Stored dataset items:
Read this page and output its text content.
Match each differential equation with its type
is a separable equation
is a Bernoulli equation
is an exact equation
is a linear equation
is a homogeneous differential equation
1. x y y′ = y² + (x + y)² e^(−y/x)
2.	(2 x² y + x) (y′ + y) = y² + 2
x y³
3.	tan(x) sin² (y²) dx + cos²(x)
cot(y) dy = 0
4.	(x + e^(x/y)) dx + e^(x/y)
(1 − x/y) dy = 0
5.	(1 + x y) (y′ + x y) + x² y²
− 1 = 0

# THE PROBLEM
Transcribe each entry exactly.

# ANSWER TO THE TASK
Read this page and output its text content.
Match each differential equation with its type
is a separable equation
is a Bernoulli equation
is an exact equation
is a linear equation
is a homogeneous differential equation
1. x y y′ = y² + (x + y)² e^(−y/x)
2.	(2 x² y + x) (y′ + y) = y² + 2
x y³
3.	tan(x) sin² (y²) dx + cos²(x)
cot(y) dy = 0
4.	(x + e^(x/y)) dx + e^(x/y)
(1 − x/y) dy = 0
5.	(1 + x y) (y′ + x y) + x² y²
− 1 = 0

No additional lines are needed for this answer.